Directive:
Go through the entries below and write each one out exactly.
------------------------------------------------------------------------
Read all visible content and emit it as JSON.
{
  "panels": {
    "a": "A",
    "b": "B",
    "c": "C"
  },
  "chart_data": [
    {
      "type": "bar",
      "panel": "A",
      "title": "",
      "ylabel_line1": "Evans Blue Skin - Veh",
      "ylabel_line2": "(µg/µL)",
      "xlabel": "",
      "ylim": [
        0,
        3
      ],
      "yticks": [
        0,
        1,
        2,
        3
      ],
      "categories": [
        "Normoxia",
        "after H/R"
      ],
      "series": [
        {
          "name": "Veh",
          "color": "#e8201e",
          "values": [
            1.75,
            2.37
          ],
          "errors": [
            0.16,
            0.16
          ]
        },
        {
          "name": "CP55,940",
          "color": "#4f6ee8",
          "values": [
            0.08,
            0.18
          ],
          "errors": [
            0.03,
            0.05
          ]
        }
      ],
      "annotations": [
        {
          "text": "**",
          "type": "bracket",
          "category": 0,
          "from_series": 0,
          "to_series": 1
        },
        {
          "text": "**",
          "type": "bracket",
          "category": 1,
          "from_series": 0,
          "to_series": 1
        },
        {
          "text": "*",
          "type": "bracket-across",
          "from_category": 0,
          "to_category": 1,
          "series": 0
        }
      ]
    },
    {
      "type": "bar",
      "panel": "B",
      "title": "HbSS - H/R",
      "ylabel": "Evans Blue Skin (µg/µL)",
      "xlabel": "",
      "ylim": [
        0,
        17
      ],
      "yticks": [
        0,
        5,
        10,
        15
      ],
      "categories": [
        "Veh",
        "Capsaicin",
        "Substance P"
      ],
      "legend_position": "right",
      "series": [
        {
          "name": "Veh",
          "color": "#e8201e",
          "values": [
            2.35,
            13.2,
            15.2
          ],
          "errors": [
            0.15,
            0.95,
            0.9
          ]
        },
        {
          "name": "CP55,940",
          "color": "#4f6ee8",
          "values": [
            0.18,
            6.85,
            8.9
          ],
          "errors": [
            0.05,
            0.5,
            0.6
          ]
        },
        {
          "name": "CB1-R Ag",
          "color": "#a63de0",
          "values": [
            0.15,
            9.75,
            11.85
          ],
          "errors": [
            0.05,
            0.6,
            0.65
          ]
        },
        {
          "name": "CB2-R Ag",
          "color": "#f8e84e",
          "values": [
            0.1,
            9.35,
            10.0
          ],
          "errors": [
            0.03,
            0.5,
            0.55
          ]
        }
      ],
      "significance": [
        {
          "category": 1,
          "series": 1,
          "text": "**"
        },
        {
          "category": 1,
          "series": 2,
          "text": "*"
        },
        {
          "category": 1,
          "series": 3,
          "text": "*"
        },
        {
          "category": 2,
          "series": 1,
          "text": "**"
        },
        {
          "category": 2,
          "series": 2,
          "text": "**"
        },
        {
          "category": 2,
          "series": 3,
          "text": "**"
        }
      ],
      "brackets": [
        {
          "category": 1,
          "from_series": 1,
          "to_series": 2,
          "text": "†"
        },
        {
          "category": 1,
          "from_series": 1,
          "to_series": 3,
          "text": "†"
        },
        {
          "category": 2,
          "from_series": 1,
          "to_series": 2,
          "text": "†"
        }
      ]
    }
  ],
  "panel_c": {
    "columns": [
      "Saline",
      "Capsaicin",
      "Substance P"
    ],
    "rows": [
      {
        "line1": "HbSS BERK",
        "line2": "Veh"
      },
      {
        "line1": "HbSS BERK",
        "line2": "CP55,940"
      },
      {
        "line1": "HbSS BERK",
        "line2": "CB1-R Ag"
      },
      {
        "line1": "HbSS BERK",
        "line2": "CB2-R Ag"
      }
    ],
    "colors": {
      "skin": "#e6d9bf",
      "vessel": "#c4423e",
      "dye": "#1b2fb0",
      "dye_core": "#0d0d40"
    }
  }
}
------------------------------------------------------------------------
Response for this exercise:
Read all visible content and emit it as JSON.
{
  "panels": {
    "a": "A",
    "b": "B",
    "c": "C"
  },
  "chart_data": [
    {
      "type": "bar",
      "panel": "A",
      "title": "",
      "ylabel_line1": "Evans Blue Skin - Veh",
      "ylabel_line2": "(µg/µL)",
      "xlabel": "",
      "ylim": [
        0,
        3
      ],
      "yticks": [
        0,
        1,
        2,
        3
      ],
      "categories": [
        "Normoxia",
        "after H/R"
      ],
      "series": [
        {
          "name": "Veh",
          "color": "#e8201e",
          "values": [
            1.75,
            2.37
          ],
          "errors": [
            0.16,
            0.16
          ]
        },
        {
          "name": "CP55,940",
          "color": "#4f6ee8",
          "values": [
            0.08,
            0.18
          ],
          "errors": [
            0.03,
            0.05
          ]
        }
      ],
      "annotations": [
        {
          "text": "**",
          "type": "bracket",
          "category": 0,
          "from_series": 0,
          "to_series": 1
        },
        {
          "text": "**",
          "type": "bracket",
          "category": 1,
          "from_series": 0,
          "to_series": 1
        },
        {
          "text": "*",
          "type": "bracket-across",
          "from_category": 0,
          "to_category": 1,
          "series": 0
        }
      ]
    },
    {
      "type": "bar",
      "panel": "B",
      "title": "HbSS - H/R",
      "ylabel": "Evans Blue Skin (µg/µL)",
      "xlabel": "",
      "ylim": [
        0,
        17
      ],
      "yticks": [
        0,
        5,
        10,
        15
      ],
      "categories": [
        "Veh",
        "Capsaicin",
        "Substance P"
      ],
      "legend_position": "right",
      "series": [
        {
          "name": "Veh",
          "color": "#e8201e",
          "values": [
            2.35,
            13.2,
            15.2
          ],
          "errors": [
            0.15,
            0.95,
            0.9
          ]
        },
        {
          "name": "CP55,940",
          "color": "#4f6ee8",
          "values": [
            0.18,
            6.85,
            8.9
          ],
          "errors": [
            0.05,
            0.5,
            0.6
          ]
        },
        {
          "name": "CB1-R Ag",
          "color": "#a63de0",
          "values": [
            0.15,
            9.75,
            11.85
          ],
          "errors": [
            0.05,
            0.6,
            0.65
          ]
        },
        {
          "name": "CB2-R Ag",
          "color": "#f8e84e",
          "values": [
            0.1,
            9.35,
            10.0
          ],
          "errors": [
            0.03,
            0.5,
            0.55
          ]
        }
      ],
      "significance": [
        {
          "category": 1,
          "series": 1,
          "text": "**"
        },
        {
          "category": 1,
          "series": 2,
          "text": "*"
        },
        {
          "category": 1,
          "series": 3,
          "text": "*"
        },
        {
          "category": 2,
          "series": 1,
          "text": "**"
        },
        {
          "category": 2,
          "series": 2,
          "text": "**"
        },
        {
          "category": 2,
          "series": 3,
          "text": "**"
        }
      ],
      "brackets": [
        {
          "category": 1,
          "from_series": 1,
          "to_series": 2,
          "text": "†"
        },
        {
          "category": 1,
          "from_series": 1,
          "to_series": 3,
          "text": "†"
        },
        {
          "category": 2,
          "from_series": 1,
          "to_series": 2,
          "text": "†"
        }
      ]
    }
  ],
  "panel_c": {
    "columns": [
      "Saline",
      "Capsaicin",
      "Substance P"
    ],
    "rows": [
      {
        "line1": "HbSS BERK",
        "line2": "Veh"
      },
      {
        "line1": "HbSS BERK",
        "line2": "CP55,940"
      },
      {
        "line1": "HbSS BERK",
        "line2": "CB1-R Ag"
      },
      {
        "line1": "HbSS BERK",
        "line2": "CB2-R Ag"
      }
    ],
    "colors": {
      "skin": "#e6d9bf",
      "vessel": "#c4423e",
      "dye": "#1b2fb0",
      "dye_core": "#0d0d40"
    }
  }
}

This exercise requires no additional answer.